◆ Work to be completed: Copy only what runs from the line containing "Convert this screenshot" to the last line, both included, keeping it exact and omitting pictures.

───── Input for this task

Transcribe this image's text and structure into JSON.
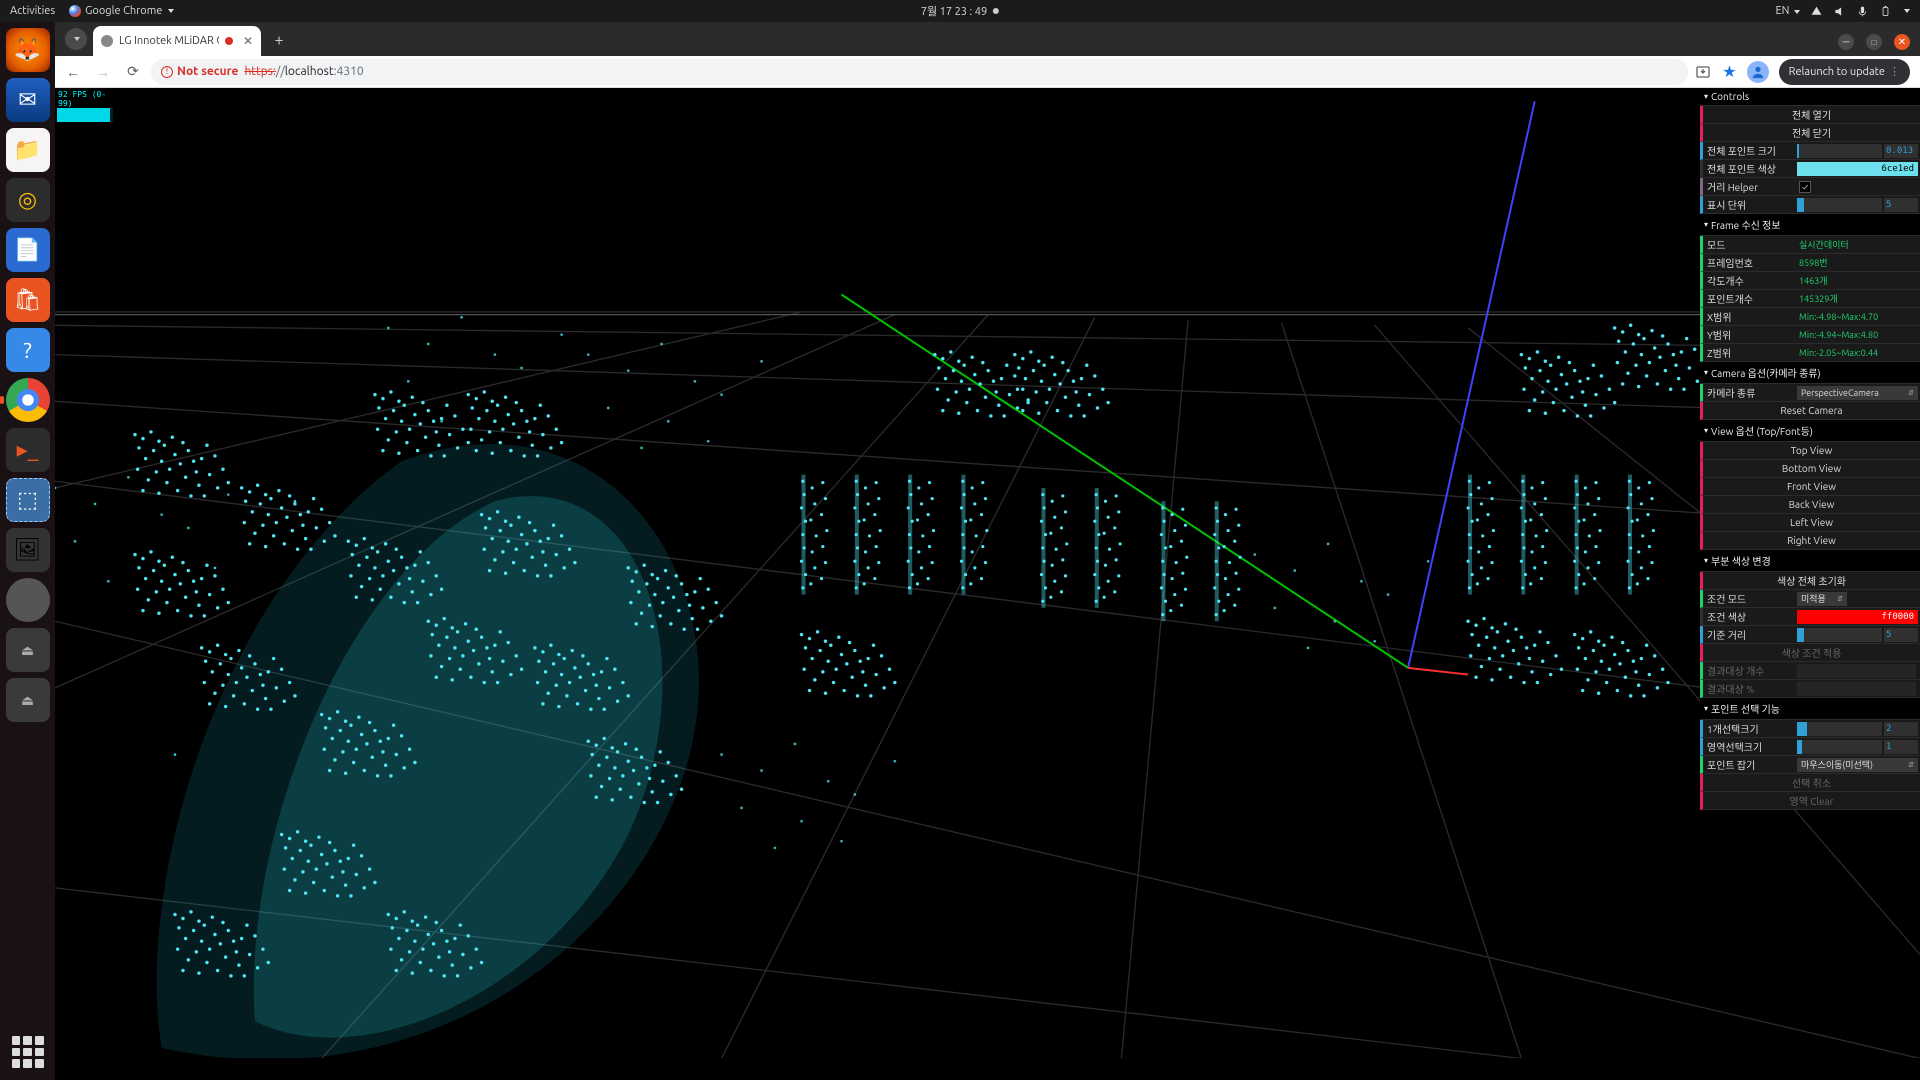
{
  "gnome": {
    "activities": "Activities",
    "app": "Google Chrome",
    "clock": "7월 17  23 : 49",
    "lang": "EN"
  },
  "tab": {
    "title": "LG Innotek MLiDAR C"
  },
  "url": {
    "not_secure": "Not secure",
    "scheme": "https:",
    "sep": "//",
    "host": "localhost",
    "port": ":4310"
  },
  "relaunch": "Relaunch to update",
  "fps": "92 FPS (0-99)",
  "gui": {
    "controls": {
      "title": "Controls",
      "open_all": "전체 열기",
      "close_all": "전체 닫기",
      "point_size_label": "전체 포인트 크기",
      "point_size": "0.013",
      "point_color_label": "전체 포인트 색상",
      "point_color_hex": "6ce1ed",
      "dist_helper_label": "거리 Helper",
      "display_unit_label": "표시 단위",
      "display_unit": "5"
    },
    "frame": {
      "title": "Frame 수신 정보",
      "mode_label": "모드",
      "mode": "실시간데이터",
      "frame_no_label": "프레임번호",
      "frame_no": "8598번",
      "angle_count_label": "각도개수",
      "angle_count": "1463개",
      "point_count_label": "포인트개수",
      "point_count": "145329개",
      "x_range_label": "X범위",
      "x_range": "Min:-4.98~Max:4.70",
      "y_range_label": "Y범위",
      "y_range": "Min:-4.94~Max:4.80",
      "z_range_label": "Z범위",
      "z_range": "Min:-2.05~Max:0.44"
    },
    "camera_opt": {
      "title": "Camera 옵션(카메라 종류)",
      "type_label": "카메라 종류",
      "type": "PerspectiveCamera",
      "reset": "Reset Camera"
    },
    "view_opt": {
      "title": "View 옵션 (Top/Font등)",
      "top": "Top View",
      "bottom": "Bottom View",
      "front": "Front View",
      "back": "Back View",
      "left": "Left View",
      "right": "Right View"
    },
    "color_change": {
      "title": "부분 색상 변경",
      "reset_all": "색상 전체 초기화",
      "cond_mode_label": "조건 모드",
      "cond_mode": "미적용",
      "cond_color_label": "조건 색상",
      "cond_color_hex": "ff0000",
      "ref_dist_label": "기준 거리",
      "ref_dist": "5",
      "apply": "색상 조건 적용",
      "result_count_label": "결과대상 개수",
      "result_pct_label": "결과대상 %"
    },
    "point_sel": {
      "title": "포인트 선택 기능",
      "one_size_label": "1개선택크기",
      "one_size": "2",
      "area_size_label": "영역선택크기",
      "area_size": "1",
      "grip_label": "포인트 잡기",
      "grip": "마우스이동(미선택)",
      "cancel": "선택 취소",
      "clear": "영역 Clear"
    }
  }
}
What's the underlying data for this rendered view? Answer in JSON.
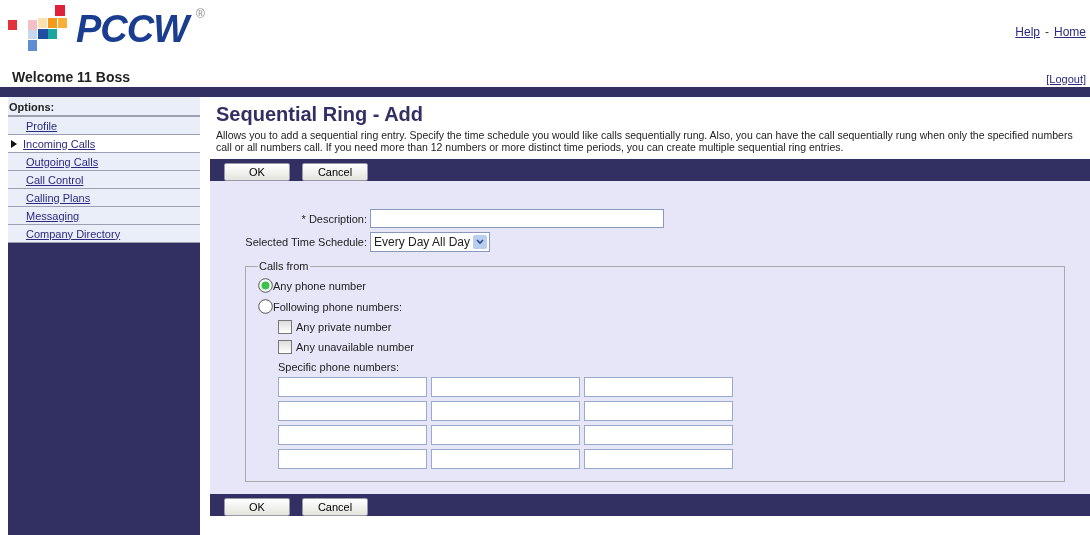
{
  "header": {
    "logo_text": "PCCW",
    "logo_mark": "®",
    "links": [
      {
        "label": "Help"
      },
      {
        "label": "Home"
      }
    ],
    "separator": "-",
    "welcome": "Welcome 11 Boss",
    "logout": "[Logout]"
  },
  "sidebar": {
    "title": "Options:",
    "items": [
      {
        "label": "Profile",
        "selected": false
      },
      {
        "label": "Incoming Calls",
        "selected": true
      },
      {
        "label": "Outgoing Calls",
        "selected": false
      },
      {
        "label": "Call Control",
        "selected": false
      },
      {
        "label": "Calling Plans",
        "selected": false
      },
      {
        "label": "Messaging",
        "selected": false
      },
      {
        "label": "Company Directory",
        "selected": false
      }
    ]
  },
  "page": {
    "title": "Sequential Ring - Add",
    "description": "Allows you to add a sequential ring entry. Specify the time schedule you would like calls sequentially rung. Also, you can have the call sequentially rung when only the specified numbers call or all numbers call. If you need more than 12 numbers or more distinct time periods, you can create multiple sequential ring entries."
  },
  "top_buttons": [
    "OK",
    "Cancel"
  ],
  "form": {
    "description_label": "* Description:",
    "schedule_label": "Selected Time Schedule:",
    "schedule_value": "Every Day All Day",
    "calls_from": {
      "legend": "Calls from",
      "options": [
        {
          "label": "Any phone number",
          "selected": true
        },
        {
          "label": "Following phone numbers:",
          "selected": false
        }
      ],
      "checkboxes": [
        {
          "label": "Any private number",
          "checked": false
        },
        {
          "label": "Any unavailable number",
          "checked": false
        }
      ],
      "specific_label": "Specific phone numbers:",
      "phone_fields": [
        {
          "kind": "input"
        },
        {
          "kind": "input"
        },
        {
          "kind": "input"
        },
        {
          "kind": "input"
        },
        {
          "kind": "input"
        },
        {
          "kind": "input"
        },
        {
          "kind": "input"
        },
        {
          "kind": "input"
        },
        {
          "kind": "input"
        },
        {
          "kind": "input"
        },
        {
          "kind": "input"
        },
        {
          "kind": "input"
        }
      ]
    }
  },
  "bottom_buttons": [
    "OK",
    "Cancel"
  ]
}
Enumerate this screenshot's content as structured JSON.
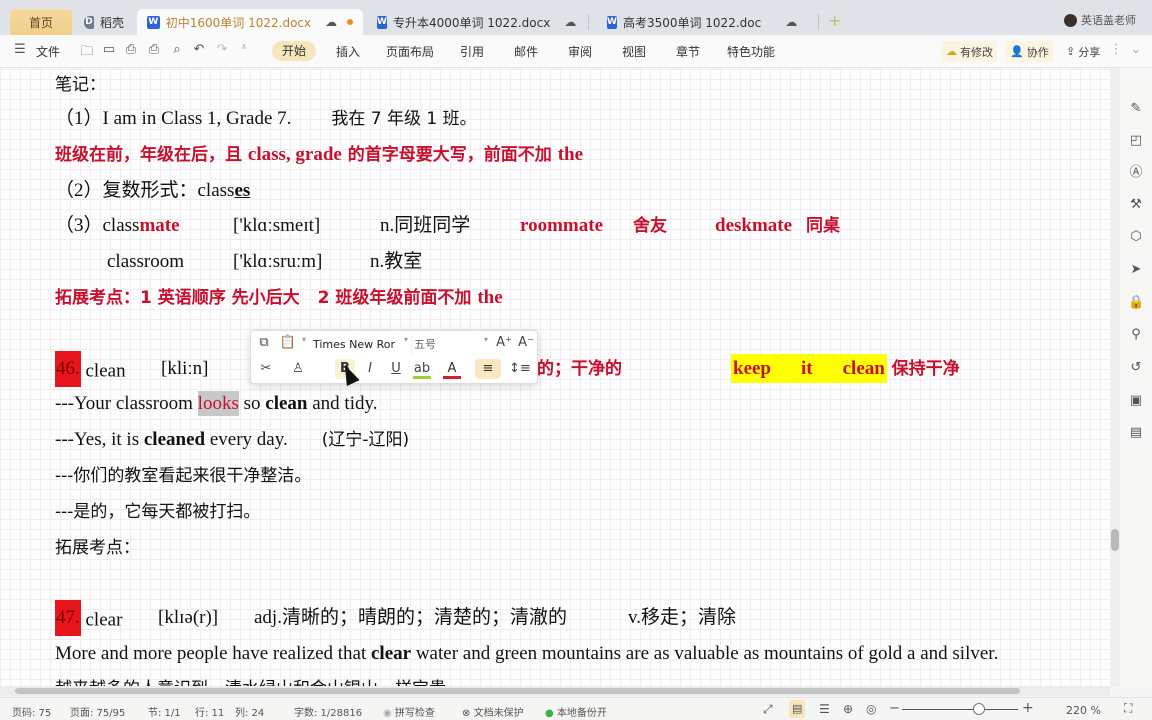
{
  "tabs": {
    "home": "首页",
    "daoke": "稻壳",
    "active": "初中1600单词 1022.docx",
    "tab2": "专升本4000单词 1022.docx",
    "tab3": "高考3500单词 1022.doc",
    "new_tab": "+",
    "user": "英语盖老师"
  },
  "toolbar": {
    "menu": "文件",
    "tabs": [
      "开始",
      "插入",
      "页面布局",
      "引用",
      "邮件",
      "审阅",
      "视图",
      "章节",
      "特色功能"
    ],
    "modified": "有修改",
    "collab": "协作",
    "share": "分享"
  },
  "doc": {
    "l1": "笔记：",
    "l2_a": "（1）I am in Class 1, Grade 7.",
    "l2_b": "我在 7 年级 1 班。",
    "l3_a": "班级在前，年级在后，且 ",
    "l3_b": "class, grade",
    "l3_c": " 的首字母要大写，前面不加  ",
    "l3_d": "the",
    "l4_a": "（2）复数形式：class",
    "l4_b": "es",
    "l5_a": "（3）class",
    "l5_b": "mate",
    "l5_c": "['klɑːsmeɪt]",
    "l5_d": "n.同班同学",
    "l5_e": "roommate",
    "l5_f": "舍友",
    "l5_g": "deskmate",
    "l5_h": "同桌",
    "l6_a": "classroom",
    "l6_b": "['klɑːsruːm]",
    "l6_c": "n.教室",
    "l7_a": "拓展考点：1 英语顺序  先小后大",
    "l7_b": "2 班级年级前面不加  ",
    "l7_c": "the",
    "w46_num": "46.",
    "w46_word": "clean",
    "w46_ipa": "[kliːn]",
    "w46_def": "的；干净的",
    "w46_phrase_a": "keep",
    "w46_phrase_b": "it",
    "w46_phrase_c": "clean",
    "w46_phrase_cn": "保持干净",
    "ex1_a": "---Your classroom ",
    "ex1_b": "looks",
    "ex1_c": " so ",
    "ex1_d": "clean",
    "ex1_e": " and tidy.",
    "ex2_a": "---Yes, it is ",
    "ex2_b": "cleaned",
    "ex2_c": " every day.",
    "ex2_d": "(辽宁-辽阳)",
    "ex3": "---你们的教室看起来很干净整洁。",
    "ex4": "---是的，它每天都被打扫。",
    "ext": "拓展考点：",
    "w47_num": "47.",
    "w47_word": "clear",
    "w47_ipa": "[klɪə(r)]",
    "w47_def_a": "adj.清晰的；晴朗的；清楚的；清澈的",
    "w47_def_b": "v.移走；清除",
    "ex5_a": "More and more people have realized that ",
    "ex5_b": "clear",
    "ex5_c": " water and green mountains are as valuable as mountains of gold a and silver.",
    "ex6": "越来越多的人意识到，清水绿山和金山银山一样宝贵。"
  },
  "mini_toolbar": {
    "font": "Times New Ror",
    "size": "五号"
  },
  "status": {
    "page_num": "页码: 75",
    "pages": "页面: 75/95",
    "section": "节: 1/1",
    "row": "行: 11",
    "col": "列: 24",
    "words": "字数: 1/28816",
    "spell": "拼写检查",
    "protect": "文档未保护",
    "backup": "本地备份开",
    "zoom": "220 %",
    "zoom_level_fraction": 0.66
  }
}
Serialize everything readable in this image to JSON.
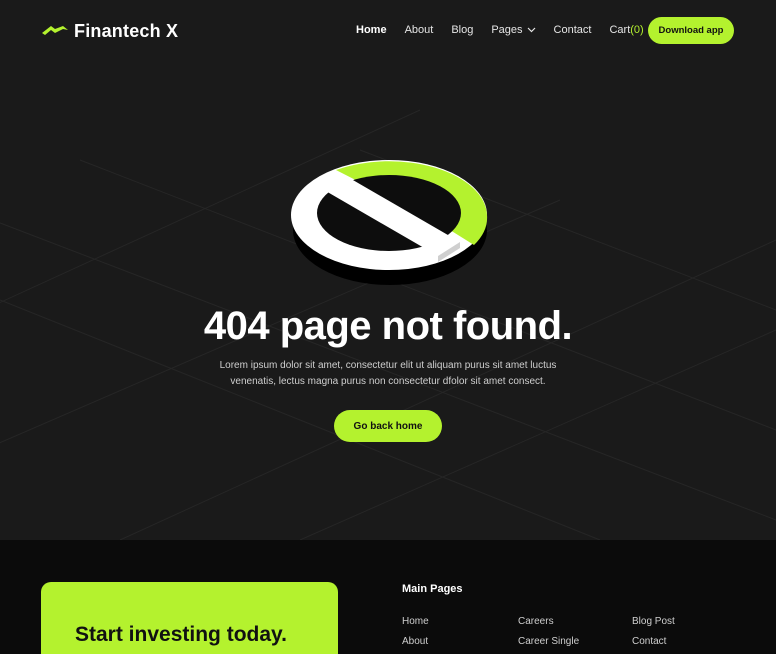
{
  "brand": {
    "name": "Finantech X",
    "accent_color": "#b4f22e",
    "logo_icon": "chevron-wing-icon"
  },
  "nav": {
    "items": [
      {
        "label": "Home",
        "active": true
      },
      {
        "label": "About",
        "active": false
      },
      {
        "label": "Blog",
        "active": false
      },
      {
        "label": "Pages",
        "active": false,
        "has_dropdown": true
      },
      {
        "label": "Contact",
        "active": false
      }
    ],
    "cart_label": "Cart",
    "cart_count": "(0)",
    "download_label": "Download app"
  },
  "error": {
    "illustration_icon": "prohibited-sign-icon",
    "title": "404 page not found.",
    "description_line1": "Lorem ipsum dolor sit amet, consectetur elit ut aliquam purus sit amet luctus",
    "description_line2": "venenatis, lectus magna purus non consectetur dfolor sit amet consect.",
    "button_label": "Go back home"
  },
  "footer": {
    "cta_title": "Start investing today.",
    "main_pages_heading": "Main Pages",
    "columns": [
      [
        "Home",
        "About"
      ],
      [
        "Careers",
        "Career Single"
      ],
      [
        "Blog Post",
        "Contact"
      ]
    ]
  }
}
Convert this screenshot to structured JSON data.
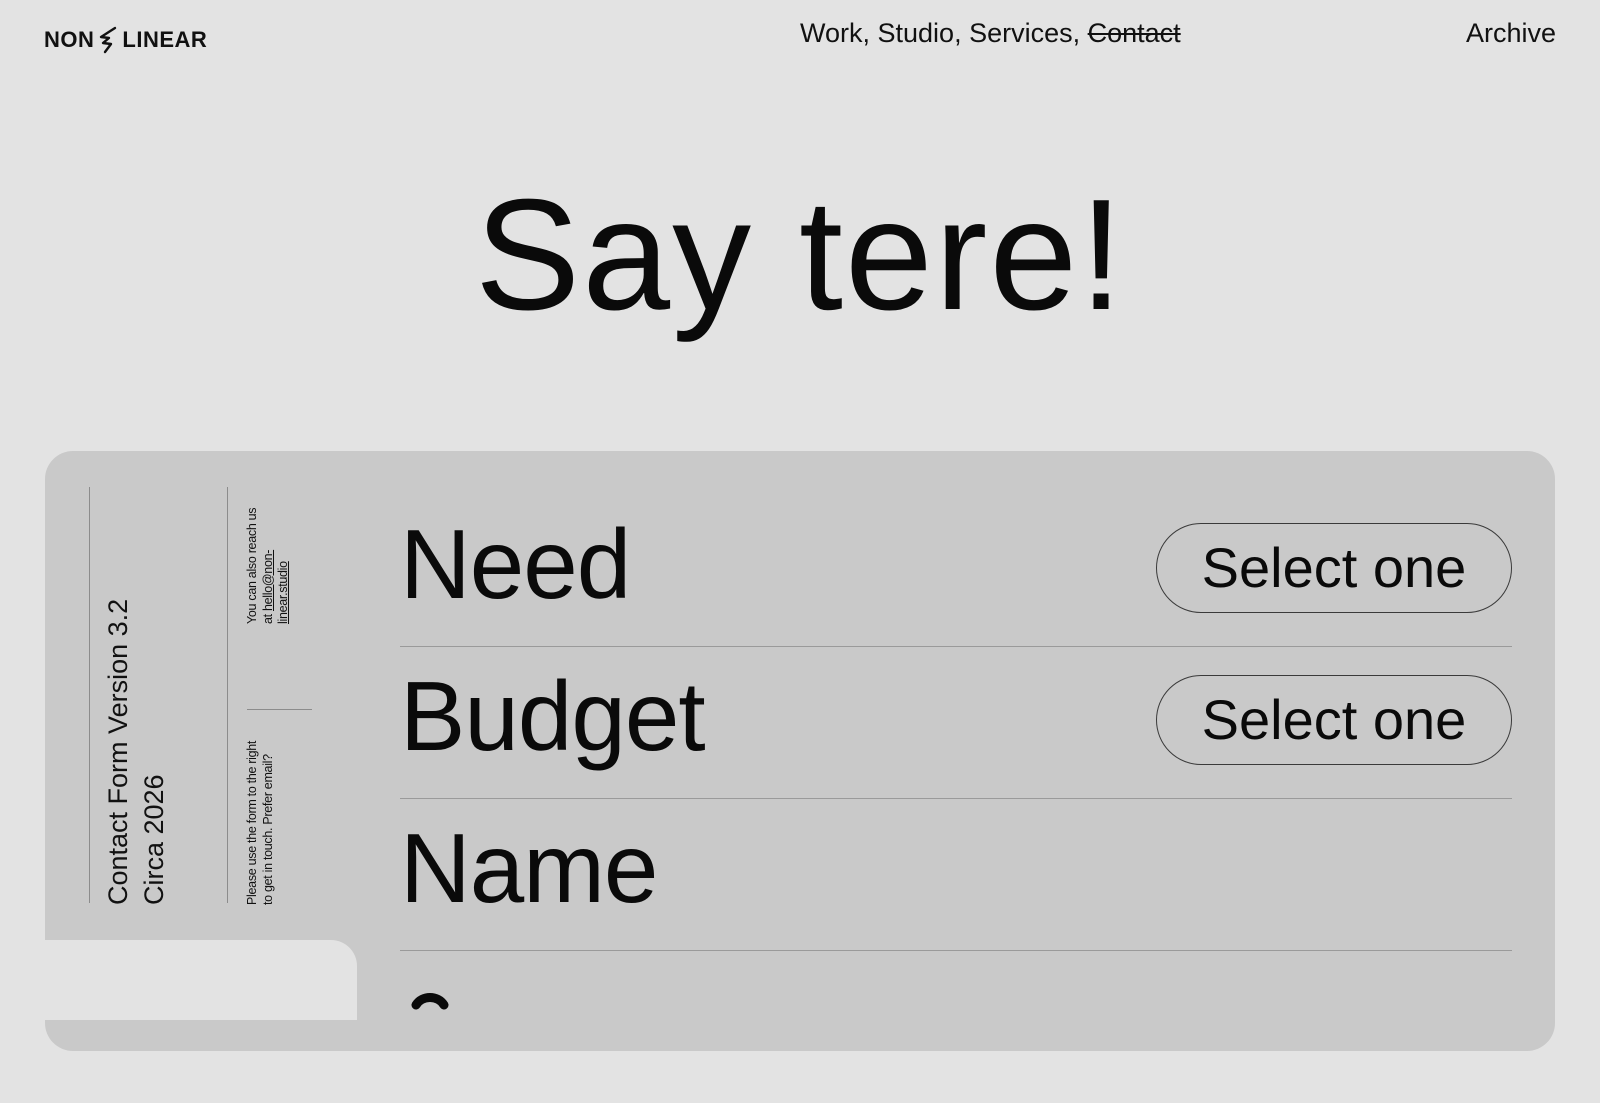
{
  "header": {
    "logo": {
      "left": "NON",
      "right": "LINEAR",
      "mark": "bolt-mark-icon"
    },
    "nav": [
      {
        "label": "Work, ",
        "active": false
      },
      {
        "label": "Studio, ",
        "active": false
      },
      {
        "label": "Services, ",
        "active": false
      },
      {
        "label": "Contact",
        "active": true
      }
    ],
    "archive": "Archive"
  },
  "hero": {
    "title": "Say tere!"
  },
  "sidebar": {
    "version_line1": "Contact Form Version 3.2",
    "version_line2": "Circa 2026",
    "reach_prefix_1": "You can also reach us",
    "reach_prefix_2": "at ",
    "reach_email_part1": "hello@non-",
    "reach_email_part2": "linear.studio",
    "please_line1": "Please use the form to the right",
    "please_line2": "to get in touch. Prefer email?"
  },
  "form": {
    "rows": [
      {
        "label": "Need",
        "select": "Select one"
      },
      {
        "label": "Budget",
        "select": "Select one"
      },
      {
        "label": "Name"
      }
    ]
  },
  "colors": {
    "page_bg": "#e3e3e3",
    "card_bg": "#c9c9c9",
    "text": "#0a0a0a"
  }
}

──────────

◆ Right answer:
Convert this screenshot to structured JSON data.
{
  "header": {
    "logo": {
      "left": "NON",
      "right": "LINEAR",
      "mark": "bolt-mark-icon"
    },
    "nav": [
      {
        "label": "Work, ",
        "active": false
      },
      {
        "label": "Studio, ",
        "active": false
      },
      {
        "label": "Services, ",
        "active": false
      },
      {
        "label": "Contact",
        "active": true
      }
    ],
    "archive": "Archive"
  },
  "hero": {
    "title": "Say tere!"
  },
  "sidebar": {
    "version_line1": "Contact Form Version 3.2",
    "version_line2": "Circa 2026",
    "reach_prefix_1": "You can also reach us",
    "reach_prefix_2": "at ",
    "reach_email_part1": "hello@non-",
    "reach_email_part2": "linear.studio",
    "please_line1": "Please use the form to the right",
    "please_line2": "to get in touch. Prefer email?"
  },
  "form": {
    "rows": [
      {
        "label": "Need",
        "select": "Select one"
      },
      {
        "label": "Budget",
        "select": "Select one"
      },
      {
        "label": "Name"
      }
    ]
  },
  "colors": {
    "page_bg": "#e3e3e3",
    "card_bg": "#c9c9c9",
    "text": "#0a0a0a"
  }
}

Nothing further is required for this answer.